Source »
[START]

Virginia Gubernatorial Candidate Tax Proposals

November 5, 2013

Being as the Virginia gubernatorial election is today, and we at the Tax Foundation value keeping the citizenry informed, I thought I’d re-post a few of our findings from examining the tax plans of each of the gubernatorial candidates. From our report in July:

Terry McAuliffe (D)

  • Give localities the option to reduce or eliminate the Business Professional Occupation Licensing (BPOL) tax, the Machinery and Tool tax, and the Merchants’ Capital tax
  • Create task force to identify new revenue sources for localities with aim of maintaining local revenue

Ken Cuccinelli (R)

  • Eliminate or reduce the BPOL, the Machine and Tool Tax, and the Merchants’ Capital Tax, while maintaining local revenue
  • Reduce top individual income tax rate from 5.75 percent to 5 percent over 4 years
  • Reduce corporate income tax from 6 to 4 percent
  • Ensure government does not grow faster than inflation plus population growth

Robert Sarvis (L)

[END]

Task requirements »
**a)** According to the post on Virginia gubernatorial candidates' tax proposals, what would happen to the top individual income tax rate under Ken Cuccinelli's plan?
**b)** Extend the post on Virginia gubernatorial candidates' tax proposals, picking up right after its final line.

Given data »

[START]

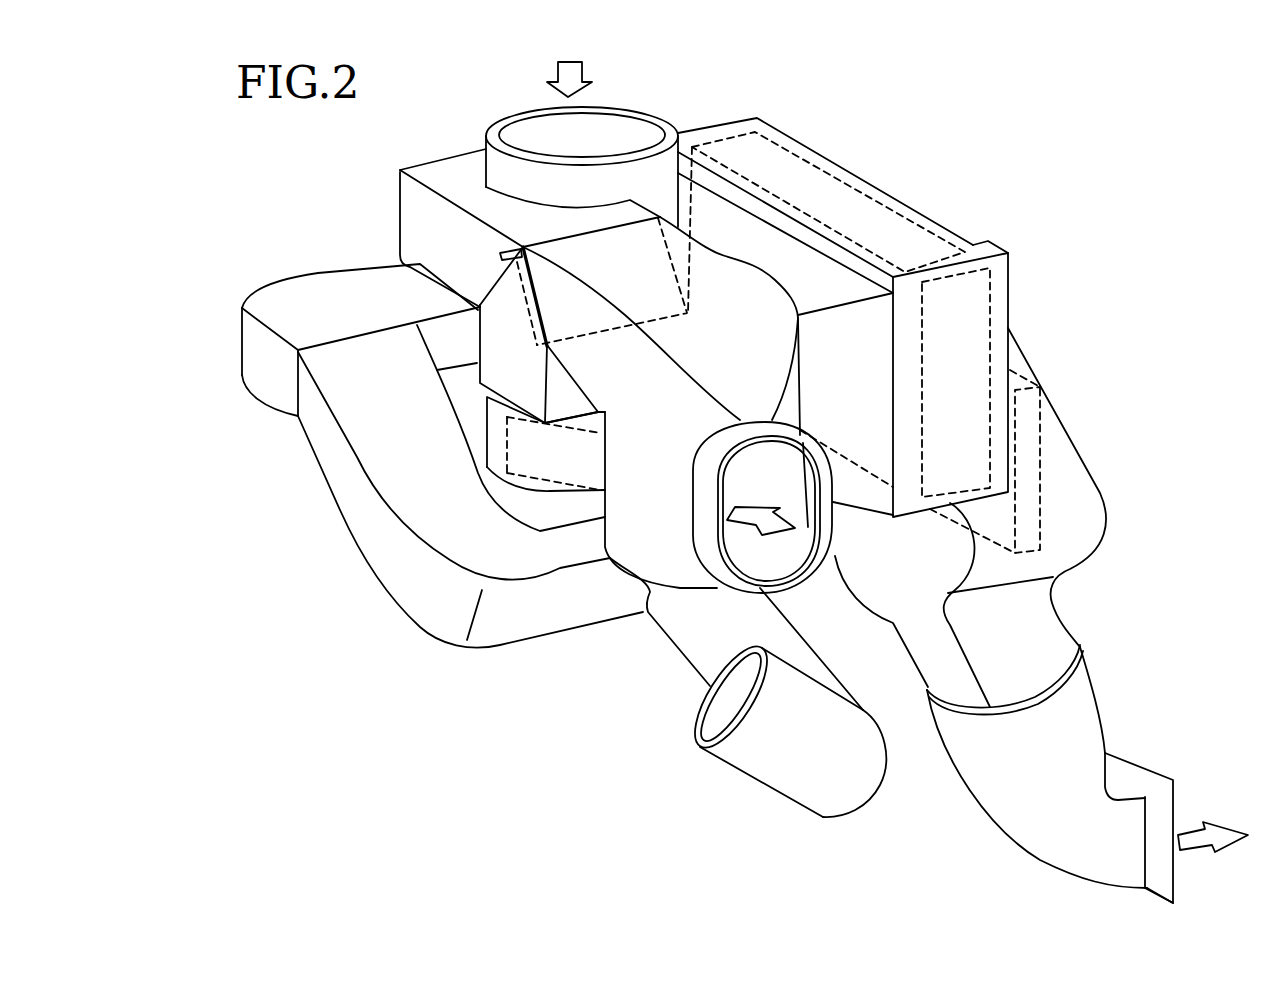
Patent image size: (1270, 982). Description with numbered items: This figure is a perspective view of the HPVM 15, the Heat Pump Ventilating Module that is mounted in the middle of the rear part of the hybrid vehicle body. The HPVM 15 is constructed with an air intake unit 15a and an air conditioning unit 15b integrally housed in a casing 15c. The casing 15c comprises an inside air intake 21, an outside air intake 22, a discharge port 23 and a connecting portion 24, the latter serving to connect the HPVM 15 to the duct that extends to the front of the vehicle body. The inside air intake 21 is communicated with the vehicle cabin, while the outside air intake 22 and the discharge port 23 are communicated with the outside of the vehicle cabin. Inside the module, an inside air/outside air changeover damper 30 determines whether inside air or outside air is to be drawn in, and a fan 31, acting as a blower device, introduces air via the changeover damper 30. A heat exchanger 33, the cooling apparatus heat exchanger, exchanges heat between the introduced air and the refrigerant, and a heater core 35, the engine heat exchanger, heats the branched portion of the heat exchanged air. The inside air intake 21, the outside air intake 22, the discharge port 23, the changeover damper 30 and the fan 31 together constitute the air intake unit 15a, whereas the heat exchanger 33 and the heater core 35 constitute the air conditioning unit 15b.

[END]

Answers for the exercise »
**a)** It would be reduced from 5.75 percent to 5 percent over four years.

**b)**
  • Eliminate the BPOL, Machinery and Tool Tax, Merchants Capital Tax, and Car Tax
  • Consider eliminating the individual income tax
  • Consider reforming property taxes to land-value or two-rate tax
  • Eliminate credits and deductions on remaining taxes
  • Repeal Governor McDonnell’s transportation plan from 2013 session and move instead toward electronic tolling and congestion fees to fund transportation infrastructure

The good news here is that each of the candidates has identified Virginia’s local business tax code as an element that is ripe for reform. These taxes on business capital, particularly the BPOL, aren’t sexy dinner table conversation, but they are outdated parts of the code that need to be reevaluated. I encourage you to read the whole report to understand all the other facets of Virginia’s code that the gubernatorial field is looking at.

More on Virginia.

Follow Scott on Twitter.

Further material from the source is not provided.